Collected data:
───

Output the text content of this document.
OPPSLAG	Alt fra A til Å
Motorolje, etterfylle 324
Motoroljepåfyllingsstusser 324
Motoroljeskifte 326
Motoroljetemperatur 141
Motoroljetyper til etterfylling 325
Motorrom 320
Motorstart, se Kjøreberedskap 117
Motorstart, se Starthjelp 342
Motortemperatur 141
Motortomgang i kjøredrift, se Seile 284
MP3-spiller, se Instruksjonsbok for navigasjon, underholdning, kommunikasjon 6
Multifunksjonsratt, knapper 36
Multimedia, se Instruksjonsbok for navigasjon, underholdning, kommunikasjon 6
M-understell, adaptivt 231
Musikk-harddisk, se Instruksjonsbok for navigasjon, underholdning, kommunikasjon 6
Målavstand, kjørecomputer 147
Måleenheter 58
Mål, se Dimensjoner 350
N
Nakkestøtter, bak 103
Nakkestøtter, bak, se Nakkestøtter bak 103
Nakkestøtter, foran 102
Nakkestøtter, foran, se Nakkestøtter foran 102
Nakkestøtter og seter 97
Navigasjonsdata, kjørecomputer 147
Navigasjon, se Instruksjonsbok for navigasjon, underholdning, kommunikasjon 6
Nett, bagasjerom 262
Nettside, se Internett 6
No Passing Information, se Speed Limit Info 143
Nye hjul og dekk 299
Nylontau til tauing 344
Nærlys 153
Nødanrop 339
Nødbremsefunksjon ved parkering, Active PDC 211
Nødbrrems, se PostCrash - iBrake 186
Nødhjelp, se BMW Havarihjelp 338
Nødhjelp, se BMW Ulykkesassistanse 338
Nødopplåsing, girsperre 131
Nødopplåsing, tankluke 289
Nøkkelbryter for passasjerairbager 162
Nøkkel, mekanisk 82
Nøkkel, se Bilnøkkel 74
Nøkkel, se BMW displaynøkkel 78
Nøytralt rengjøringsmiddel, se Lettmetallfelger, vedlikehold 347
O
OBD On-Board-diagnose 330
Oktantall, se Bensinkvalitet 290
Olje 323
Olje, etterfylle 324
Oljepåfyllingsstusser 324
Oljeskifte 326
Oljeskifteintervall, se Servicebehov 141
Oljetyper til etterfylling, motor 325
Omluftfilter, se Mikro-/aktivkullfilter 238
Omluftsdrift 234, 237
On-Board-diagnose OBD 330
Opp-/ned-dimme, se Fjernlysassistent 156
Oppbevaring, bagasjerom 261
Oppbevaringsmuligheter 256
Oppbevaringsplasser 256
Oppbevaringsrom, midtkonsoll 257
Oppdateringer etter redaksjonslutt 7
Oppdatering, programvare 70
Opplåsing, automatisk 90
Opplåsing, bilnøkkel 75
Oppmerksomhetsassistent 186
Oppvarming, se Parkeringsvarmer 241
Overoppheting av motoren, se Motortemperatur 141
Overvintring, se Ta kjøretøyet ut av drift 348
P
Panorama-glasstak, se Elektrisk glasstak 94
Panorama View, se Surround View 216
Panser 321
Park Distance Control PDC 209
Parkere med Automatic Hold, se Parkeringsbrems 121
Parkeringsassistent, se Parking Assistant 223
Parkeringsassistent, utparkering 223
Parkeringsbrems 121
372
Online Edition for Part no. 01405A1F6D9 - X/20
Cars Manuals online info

───

§ **To do**: Give only the number of lines in the material above that include the word "Nødhjelp".

§ **Full output**: 2